Extracted records
━━━━━━━━━━━━━━━━━━━━
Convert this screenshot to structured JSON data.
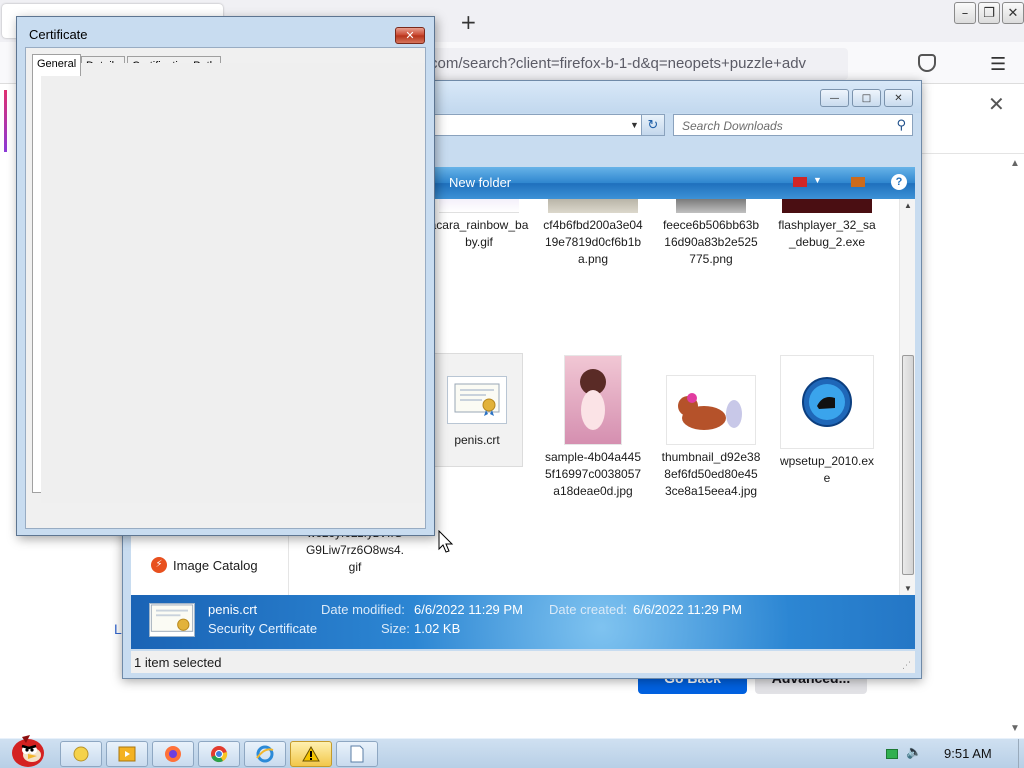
{
  "firefox": {
    "new_tab_icon": "plus-icon",
    "url_visible_text": "com/search?client=firefox-b-1-d&q=neopets+puzzle+adv",
    "star_icon": "star-icon",
    "link_fragment": "L",
    "go_back_label": "Go Back",
    "advanced_label": "Advanced..."
  },
  "downloads": {
    "search_placeholder": "Search Downloads",
    "toolbar_new_folder": "New folder",
    "nav_catalog_label": "Image Catalog",
    "files": [
      {
        "name": "acara_rainbow_baby.gif"
      },
      {
        "name": "cf4b6fbd200a3e0419e7819d0cf6b1ba.png"
      },
      {
        "name": "feece6b506bb63b16d90a83b2e525775.png"
      },
      {
        "name": "flashplayer_32_sa_debug_2.exe"
      },
      {
        "name": "penis.crt"
      },
      {
        "name": "sample-4b04a4455f16997c0038057a18deae0d.jpg"
      },
      {
        "name": "thumbnail_d92e388ef6fd50ed80e453ce8a15eea4.jpg"
      },
      {
        "name": "wpsetup_2010.exe"
      },
      {
        "name": "wcL6yf02zfyzVIIGG9Liw7rz6O8ws4.gif"
      }
    ],
    "details": {
      "name": "penis.crt",
      "type": "Security Certificate",
      "date_modified_label": "Date modified:",
      "date_modified": "6/6/2022 11:29 PM",
      "date_created_label": "Date created:",
      "date_created": "6/6/2022 11:29 PM",
      "size_label": "Size:",
      "size": "1.02 KB"
    },
    "status": "1 item selected"
  },
  "certificate": {
    "title": "Certificate",
    "tabs": [
      "General",
      "Details",
      "Certification Path"
    ],
    "partial_label": "Le"
  },
  "taskbar": {
    "clock": "9:51 AM",
    "apps": [
      "folder-icon",
      "media-player-icon",
      "firefox-icon",
      "chrome-icon",
      "internet-explorer-icon",
      "warning-icon",
      "document-icon"
    ]
  }
}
━━━━━━━━━━━━━━━━━━━━
None of the pictures should appear; repeat the records exactly otherwise.

→ OUTPUT
Convert this screenshot to structured JSON data.
{
  "firefox": {
    "new_tab_icon": "plus-icon",
    "url_visible_text": "com/search?client=firefox-b-1-d&q=neopets+puzzle+adv",
    "star_icon": "star-icon",
    "link_fragment": "L",
    "go_back_label": "Go Back",
    "advanced_label": "Advanced..."
  },
  "downloads": {
    "search_placeholder": "Search Downloads",
    "toolbar_new_folder": "New folder",
    "nav_catalog_label": "Image Catalog",
    "files": [
      {
        "name": "acara_rainbow_baby.gif"
      },
      {
        "name": "cf4b6fbd200a3e0419e7819d0cf6b1ba.png"
      },
      {
        "name": "feece6b506bb63b16d90a83b2e525775.png"
      },
      {
        "name": "flashplayer_32_sa_debug_2.exe"
      },
      {
        "name": "penis.crt"
      },
      {
        "name": "sample-4b04a4455f16997c0038057a18deae0d.jpg"
      },
      {
        "name": "thumbnail_d92e388ef6fd50ed80e453ce8a15eea4.jpg"
      },
      {
        "name": "wpsetup_2010.exe"
      },
      {
        "name": "wcL6yf02zfyzVIIGG9Liw7rz6O8ws4.gif"
      }
    ],
    "details": {
      "name": "penis.crt",
      "type": "Security Certificate",
      "date_modified_label": "Date modified:",
      "date_modified": "6/6/2022 11:29 PM",
      "date_created_label": "Date created:",
      "date_created": "6/6/2022 11:29 PM",
      "size_label": "Size:",
      "size": "1.02 KB"
    },
    "status": "1 item selected"
  },
  "certificate": {
    "title": "Certificate",
    "tabs": [
      "General",
      "Details",
      "Certification Path"
    ],
    "partial_label": "Le"
  },
  "taskbar": {
    "clock": "9:51 AM",
    "apps": [
      "folder-icon",
      "media-player-icon",
      "firefox-icon",
      "chrome-icon",
      "internet-explorer-icon",
      "warning-icon",
      "document-icon"
    ]
  }
}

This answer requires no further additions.